#### Problem details:
Exactly reproduce the lines from the line that has "OCR this image." down to the last line of the entries, inclusive.

#### Records for the task:

#####

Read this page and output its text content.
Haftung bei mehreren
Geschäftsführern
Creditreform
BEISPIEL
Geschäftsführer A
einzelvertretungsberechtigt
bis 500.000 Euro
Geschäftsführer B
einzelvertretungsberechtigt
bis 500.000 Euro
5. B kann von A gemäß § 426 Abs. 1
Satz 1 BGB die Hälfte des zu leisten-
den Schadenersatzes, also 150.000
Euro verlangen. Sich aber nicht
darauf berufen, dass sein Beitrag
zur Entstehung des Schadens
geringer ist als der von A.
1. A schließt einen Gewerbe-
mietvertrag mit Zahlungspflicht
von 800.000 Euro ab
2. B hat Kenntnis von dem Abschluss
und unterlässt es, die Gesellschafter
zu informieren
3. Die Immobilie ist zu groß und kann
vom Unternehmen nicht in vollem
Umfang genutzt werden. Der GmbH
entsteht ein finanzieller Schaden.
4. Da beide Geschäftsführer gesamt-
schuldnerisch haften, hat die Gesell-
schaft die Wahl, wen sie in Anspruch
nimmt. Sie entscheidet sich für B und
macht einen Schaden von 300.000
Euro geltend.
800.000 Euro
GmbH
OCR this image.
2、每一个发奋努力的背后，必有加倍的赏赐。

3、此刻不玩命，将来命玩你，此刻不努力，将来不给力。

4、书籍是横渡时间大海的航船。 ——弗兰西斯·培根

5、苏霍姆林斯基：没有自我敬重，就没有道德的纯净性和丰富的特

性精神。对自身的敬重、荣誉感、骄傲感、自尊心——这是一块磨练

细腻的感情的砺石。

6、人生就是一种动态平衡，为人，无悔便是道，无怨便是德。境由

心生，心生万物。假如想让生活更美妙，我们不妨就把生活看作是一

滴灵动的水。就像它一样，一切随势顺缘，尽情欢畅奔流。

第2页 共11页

#####

#### Task solution:
OCR this image.
2、每一个发奋努力的背后，必有加倍的赏赐。

3、此刻不玩命，将来命玩你，此刻不努力，将来不给力。

4、书籍是横渡时间大海的航船。 ——弗兰西斯·培根

5、苏霍姆林斯基：没有自我敬重，就没有道德的纯净性和丰富的特

性精神。对自身的敬重、荣誉感、骄傲感、自尊心——这是一块磨练

细腻的感情的砺石。

6、人生就是一种动态平衡，为人，无悔便是道，无怨便是德。境由

心生，心生万物。假如想让生活更美妙，我们不妨就把生活看作是一

滴灵动的水。就像它一样，一切随势顺缘，尽情欢畅奔流。

第2页 共11页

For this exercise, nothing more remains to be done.